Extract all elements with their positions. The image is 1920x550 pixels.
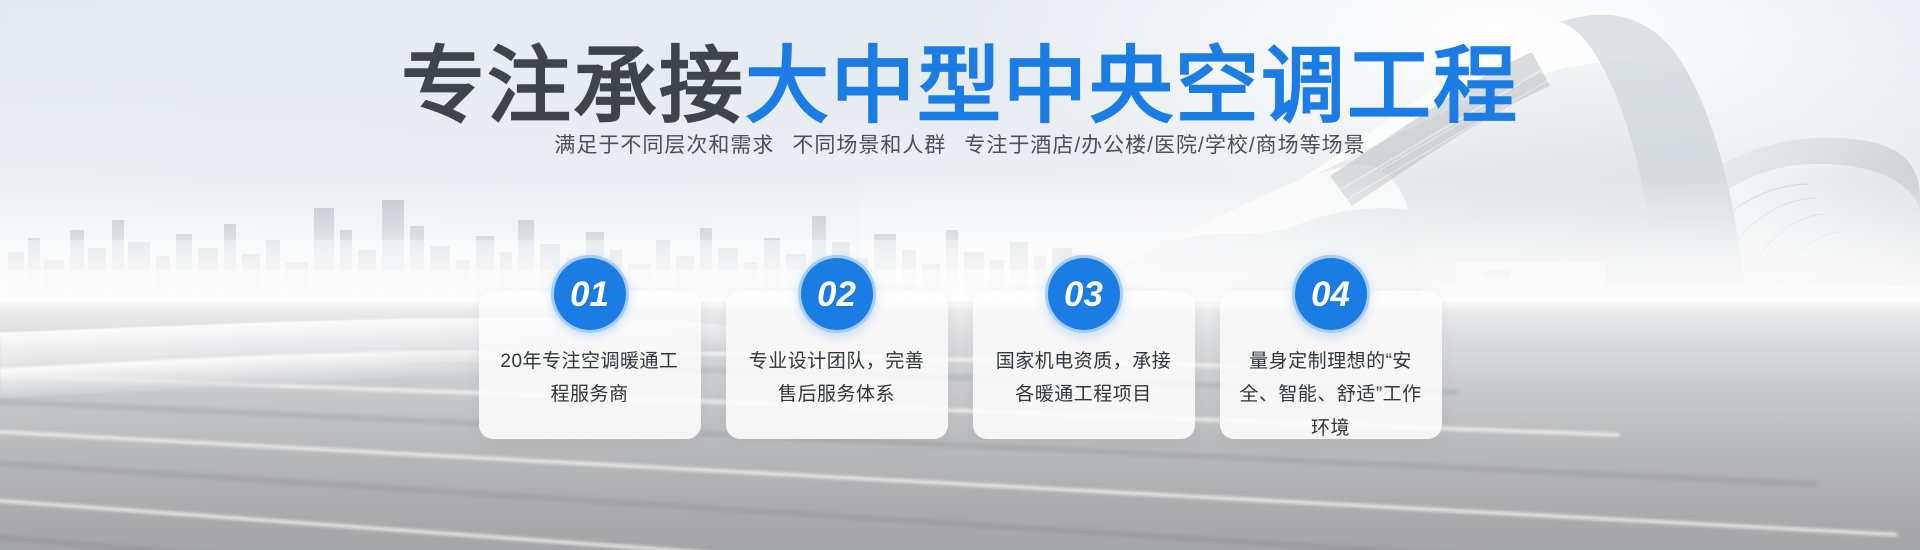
card-number-badge: 02 bbox=[798, 255, 876, 333]
feature-card[interactable]: 04 量身定制理想的“安全、智能、舒适”工作环境 bbox=[1220, 291, 1442, 439]
card-description: 量身定制理想的“安全、智能、舒适”工作环境 bbox=[1234, 345, 1428, 445]
feature-card[interactable]: 01 20年专注空调暖通工程服务商 bbox=[479, 291, 701, 439]
feature-card[interactable]: 03 国家机电资质，承接各暖通工程项目 bbox=[973, 291, 1195, 439]
headline-blue-segment: 大中型中央空调工程 bbox=[745, 39, 1519, 133]
headline-dark-segment: 专注承接 bbox=[401, 39, 745, 133]
page-subtitle: 满足于不同层次和需求不同场景和人群专注于酒店/办公楼/医院/学校/商场等场景 bbox=[0, 130, 1920, 162]
card-number-badge: 01 bbox=[551, 255, 629, 333]
card-number: 02 bbox=[817, 277, 856, 312]
subtitle-part-3: 专注于酒店/办公楼/医院/学校/商场等场景 bbox=[964, 134, 1365, 157]
feature-card-list: 01 20年专注空调暖通工程服务商 02 专业设计团队，完善售后服务体系 03 … bbox=[0, 255, 1920, 445]
card-number-badge: 03 bbox=[1045, 255, 1123, 333]
card-description: 专业设计团队，完善售后服务体系 bbox=[740, 345, 934, 412]
card-number: 01 bbox=[570, 277, 609, 312]
card-number-badge: 04 bbox=[1292, 255, 1370, 333]
card-description: 国家机电资质，承接各暖通工程项目 bbox=[987, 345, 1181, 412]
card-number: 04 bbox=[1311, 277, 1350, 312]
card-description: 20年专注空调暖通工程服务商 bbox=[493, 345, 687, 412]
subtitle-part-1: 满足于不同层次和需求 bbox=[554, 134, 774, 157]
feature-card[interactable]: 02 专业设计团队，完善售后服务体系 bbox=[726, 291, 948, 439]
card-number: 03 bbox=[1064, 277, 1103, 312]
subtitle-part-2: 不同场景和人群 bbox=[792, 134, 946, 157]
page-title: 专注承接大中型中央空调工程 bbox=[0, 44, 1920, 128]
hero-banner: 专注承接大中型中央空调工程 满足于不同层次和需求不同场景和人群专注于酒店/办公楼… bbox=[0, 0, 1920, 550]
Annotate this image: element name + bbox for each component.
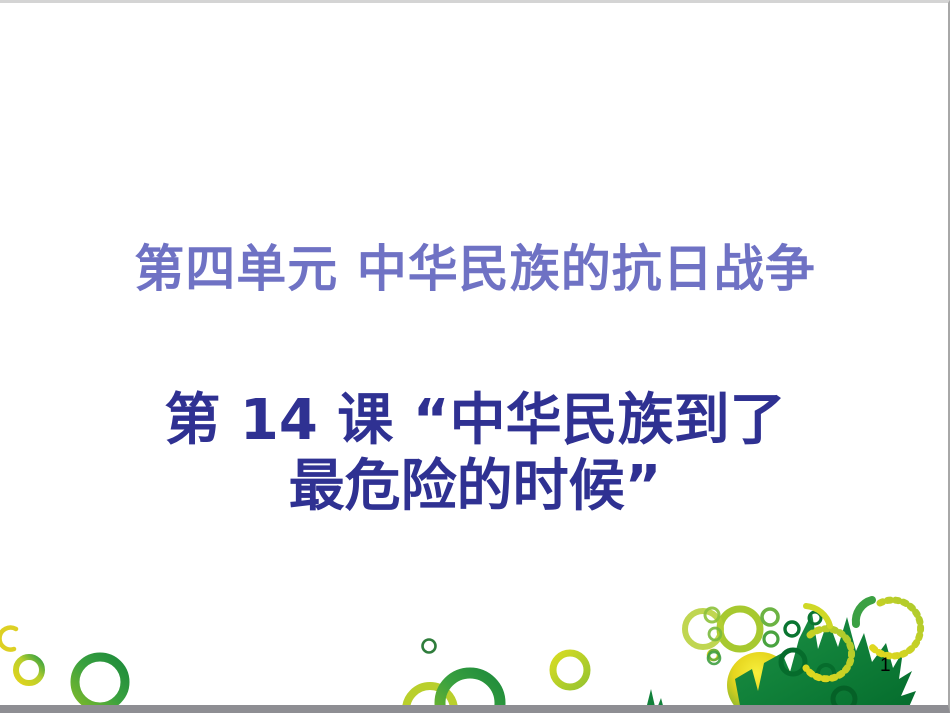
lesson-title-line-2: 最危险的时候” xyxy=(0,454,950,520)
decor-ring-small-left xyxy=(16,657,42,683)
decor-ring-yellowgreen-center xyxy=(553,653,587,687)
decor-ring-faint-left-tiny xyxy=(709,628,721,640)
decor-ring-pale-bottom xyxy=(406,686,454,713)
decoration-svg xyxy=(0,3,950,713)
decor-arc-right-green xyxy=(856,600,872,624)
decor-ring-cluster-large xyxy=(720,609,760,649)
decor-ring-strong-bottom xyxy=(440,673,500,713)
lesson-title-line-1: 第 14 课 “中华民族到了 xyxy=(0,388,950,454)
decor-arc-left-top xyxy=(806,606,830,626)
decor-ring-faint-left xyxy=(685,611,721,647)
decor-leaf-inner-ring-2 xyxy=(818,665,834,681)
decor-ring-cluster-tiny xyxy=(709,650,719,660)
decor-leaf-inner-ring-5 xyxy=(809,612,821,624)
lesson-title-container: 第 14 课 “中华民族到了 最危险的时候” xyxy=(0,388,950,520)
decor-ring-medium-left xyxy=(75,657,125,707)
decor-dotted-arc-right xyxy=(872,600,921,656)
presentation-slide: 第四单元 中华民族的抗日战争 第 14 课 “中华民族到了 最危险的时候” 1 xyxy=(0,0,950,713)
decor-leaf-inner-ring-3 xyxy=(833,688,855,710)
page-number: 1 xyxy=(880,655,891,677)
unit-title: 第四单元 中华民族的抗日战争 xyxy=(0,241,950,297)
decor-yellow-ball xyxy=(727,652,793,713)
decor-ring-cluster-small xyxy=(764,632,778,646)
decor-ring-tiny-right xyxy=(708,650,718,660)
decor-ring-cluster-mid xyxy=(762,609,778,625)
decor-dotted-arc-left xyxy=(806,629,852,679)
decor-ring-tiny-center xyxy=(423,640,436,653)
unit-title-container: 第四单元 中华民族的抗日战争 xyxy=(0,241,950,297)
decor-leaf-inner-ring-1 xyxy=(781,650,805,674)
decorative-artwork xyxy=(0,3,950,713)
decor-ring-arc-left xyxy=(0,628,16,650)
decor-grass-tuft xyxy=(645,689,665,713)
decor-leaf-inner-ring-4 xyxy=(785,622,799,636)
decor-ring-faint-left-small xyxy=(705,608,719,622)
decor-ring-faint-left-tiny2 xyxy=(708,652,720,664)
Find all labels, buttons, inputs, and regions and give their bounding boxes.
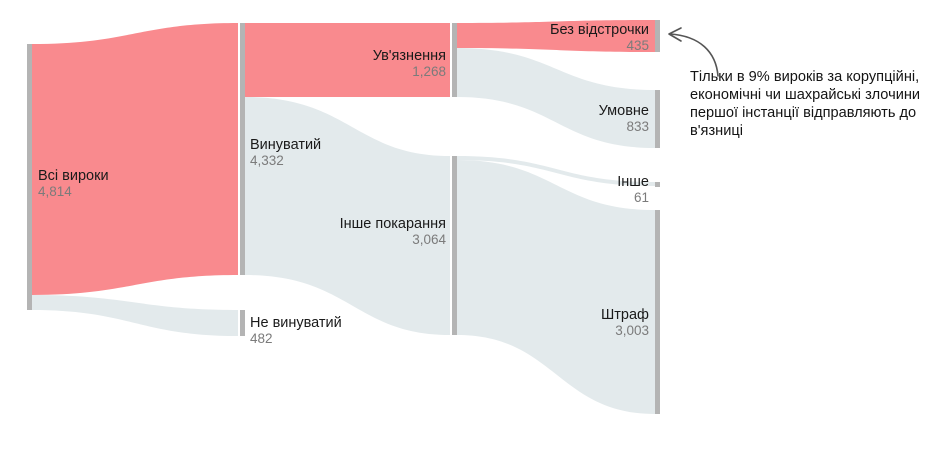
- link-all-to-notguilty: [32, 295, 238, 336]
- node-bar-conditional[interactable]: [655, 90, 660, 148]
- link-all-to-guilty: [32, 23, 238, 295]
- node-bar-prison[interactable]: [452, 23, 457, 97]
- link-otherpun-to-fine: [457, 160, 655, 414]
- node-bar-noparole[interactable]: [655, 20, 660, 52]
- link-guilty-to-otherpun: [245, 97, 450, 335]
- node-bar-guilty[interactable]: [240, 23, 245, 275]
- node-bar-all[interactable]: [27, 44, 32, 310]
- annotation-text: Тільки в 9% вироків за корупційні, еконо…: [690, 68, 938, 140]
- node-bar-otherpun[interactable]: [452, 156, 457, 335]
- node-bar-fine[interactable]: [655, 210, 660, 414]
- link-guilty-to-prison: [245, 23, 450, 97]
- node-bar-other[interactable]: [655, 182, 660, 187]
- sankey-chart: Всі вироки 4,814 Ув'язнення 1,268 Винува…: [0, 0, 940, 468]
- link-prison-to-conditional: [457, 48, 655, 148]
- link-prison-to-noparole: [457, 20, 655, 52]
- node-bar-notguilty[interactable]: [240, 310, 245, 336]
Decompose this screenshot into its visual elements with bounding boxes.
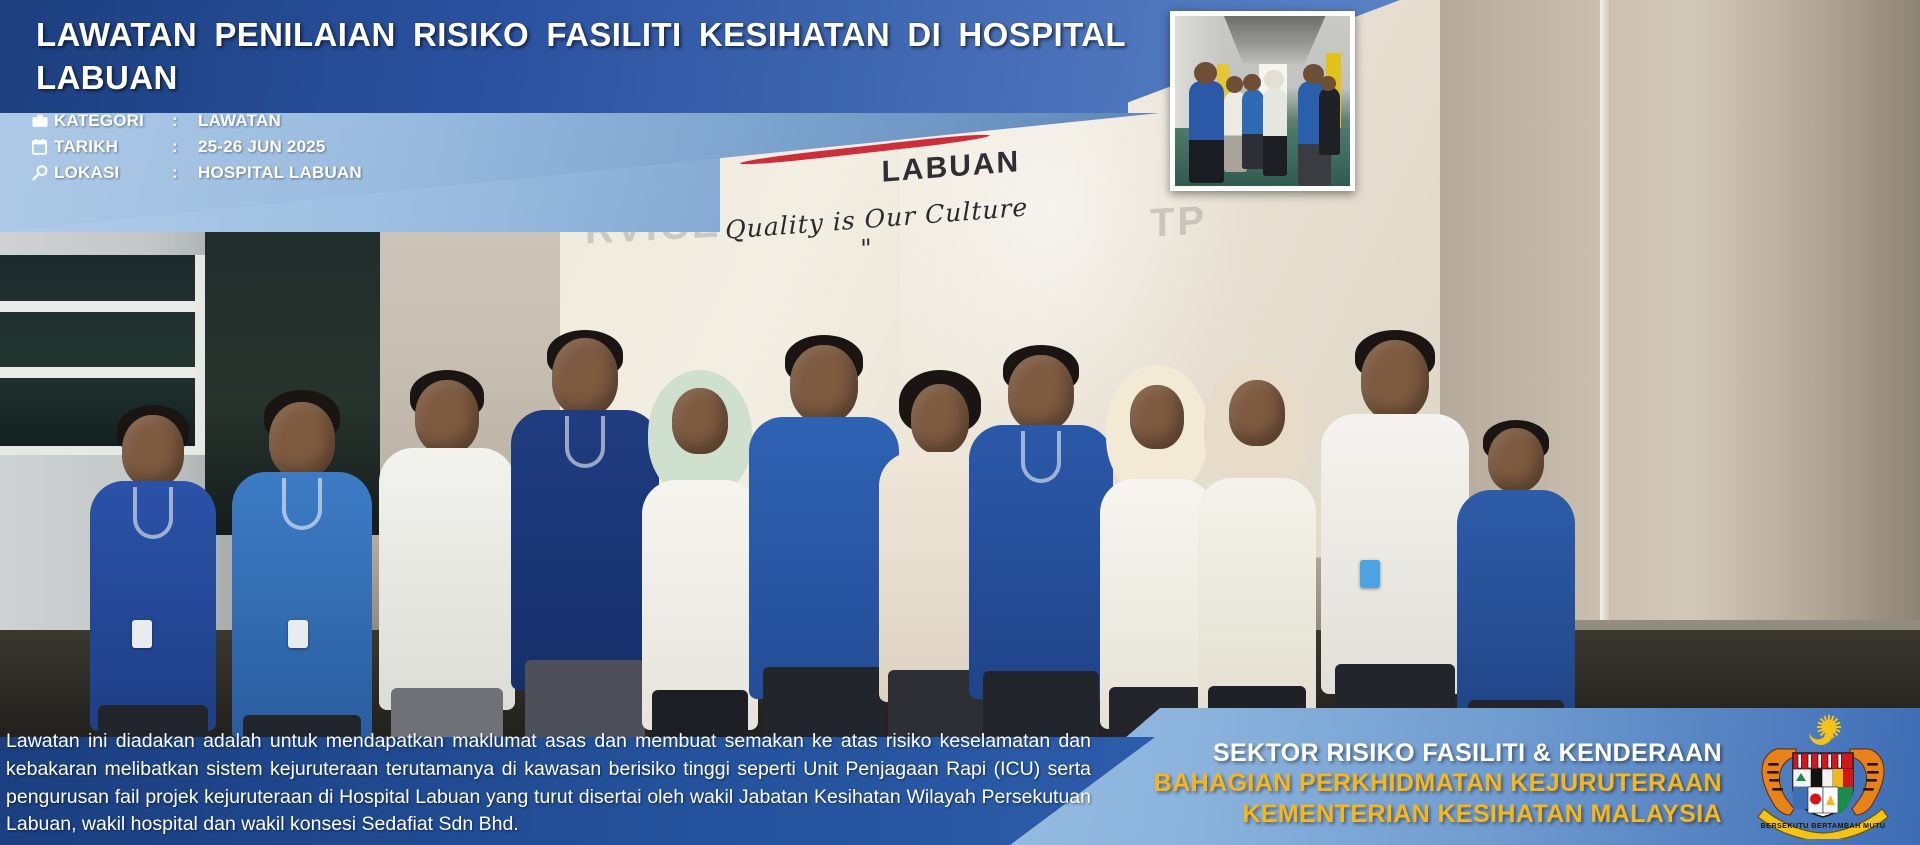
meta-colon-lokasi: : xyxy=(172,163,198,183)
person-1 xyxy=(88,405,218,750)
meta-row-lokasi: LOKASI : HOSPITAL LABUAN xyxy=(32,160,362,186)
meta-value-lokasi: HOSPITAL LABUAN xyxy=(198,163,362,183)
footer-caption-text: Lawatan ini diadakan adalah untuk mendap… xyxy=(6,728,1091,839)
org-line-bahagian: BAHAGIAN PERKHIDMATAN KEJURUTERAAN xyxy=(1154,768,1722,799)
jata-negara-emblem: BERSEKUTU BERTAMBAH MUTU xyxy=(1738,709,1908,839)
meta-value-kategori: LAWATAN xyxy=(198,111,281,131)
person-4 xyxy=(510,330,660,750)
person-3 xyxy=(378,370,516,750)
person-8 xyxy=(968,345,1113,750)
meta-block: KATEGORI : LAWATAN TARIKH : 25-26 JUN 20… xyxy=(32,108,362,186)
meta-label-tarikh: TARIKH xyxy=(54,137,172,157)
pin-icon xyxy=(32,165,54,181)
meta-colon-tarikh: : xyxy=(172,137,198,157)
org-line-kementerian: KEMENTERIAN KESIHATAN MALAYSIA xyxy=(1154,799,1722,830)
person-5 xyxy=(640,370,760,750)
meta-value-tarikh: 25-26 JUN 2025 xyxy=(198,137,326,157)
wall-text-tp: TP xyxy=(1150,199,1207,247)
person-2 xyxy=(232,390,372,750)
meta-row-kategori: KATEGORI : LAWATAN xyxy=(32,108,362,134)
inset-photo xyxy=(1170,11,1355,191)
calendar-icon xyxy=(32,139,54,155)
footer-org-lines: SEKTOR RISIKO FASILITI & KENDERAAN BAHAG… xyxy=(1154,738,1722,830)
briefcase-icon xyxy=(32,114,54,128)
meta-label-lokasi: LOKASI xyxy=(54,163,172,183)
person-12 xyxy=(1456,420,1576,750)
emblem-motto-text: BERSEKUTU BERTAMBAH MUTU xyxy=(1761,821,1886,830)
org-line-sektor: SEKTOR RISIKO FASILITI & KENDERAAN xyxy=(1154,738,1722,769)
poster-root: RVICE TP e b a v i n g ES sedafiat LABUA… xyxy=(0,0,1920,845)
person-11 xyxy=(1320,330,1470,750)
person-10 xyxy=(1196,360,1318,750)
meta-label-kategori: KATEGORI xyxy=(54,111,172,131)
meta-row-tarikh: TARIKH : 25-26 JUN 2025 xyxy=(32,134,362,160)
meta-colon-kategori: : xyxy=(172,111,198,131)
______
DIRECTIVE
Rewrite the records from the start through the line containing "Annotate this image: element", changing every "card-description" to "card-text" and keeping everything else the same. Leave the pictures out of your answer.

RESPONSE BELOW
Extract all elements with their positions. The image is 1920x550 pixels.
card-number-badge: 02 bbox=[798, 255, 876, 333]
feature-card[interactable]: 04 量身定制理想的“安全、智能、舒适”工作环境 bbox=[1220, 291, 1442, 439]
card-text: 量身定制理想的“安全、智能、舒适”工作环境 bbox=[1234, 345, 1428, 445]
feature-card[interactable]: 01 20年专注空调暖通工程服务商 bbox=[479, 291, 701, 439]
feature-card[interactable]: 03 国家机电资质，承接各暖通工程项目 bbox=[973, 291, 1195, 439]
headline-blue-segment: 大中型中央空调工程 bbox=[745, 39, 1519, 133]
headline-dark-segment: 专注承接 bbox=[401, 39, 745, 133]
page-subtitle: 满足于不同层次和需求不同场景和人群专注于酒店/办公楼/医院/学校/商场等场景 bbox=[0, 130, 1920, 162]
card-number-badge: 01 bbox=[551, 255, 629, 333]
card-number: 02 bbox=[817, 277, 856, 312]
subtitle-part-3: 专注于酒店/办公楼/医院/学校/商场等场景 bbox=[964, 134, 1365, 157]
feature-card-list: 01 20年专注空调暖通工程服务商 02 专业设计团队，完善售后服务体系 03 … bbox=[0, 255, 1920, 445]
card-number-badge: 03 bbox=[1045, 255, 1123, 333]
card-text: 专业设计团队，完善售后服务体系 bbox=[740, 345, 934, 412]
card-number: 01 bbox=[570, 277, 609, 312]
card-number-badge: 04 bbox=[1292, 255, 1370, 333]
card-text: 国家机电资质，承接各暖通工程项目 bbox=[987, 345, 1181, 412]
card-number: 04 bbox=[1311, 277, 1350, 312]
card-text: 20年专注空调暖通工程服务商 bbox=[493, 345, 687, 412]
subtitle-part-1: 满足于不同层次和需求 bbox=[554, 134, 774, 157]
feature-card[interactable]: 02 专业设计团队，完善售后服务体系 bbox=[726, 291, 948, 439]
card-number: 03 bbox=[1064, 277, 1103, 312]
subtitle-part-2: 不同场景和人群 bbox=[792, 134, 946, 157]
page-title: 专注承接大中型中央空调工程 bbox=[0, 44, 1920, 128]
hero-banner: 专注承接大中型中央空调工程 满足于不同层次和需求不同场景和人群专注于酒店/办公楼… bbox=[0, 0, 1920, 550]
Annotate this image: element name + bbox for each component.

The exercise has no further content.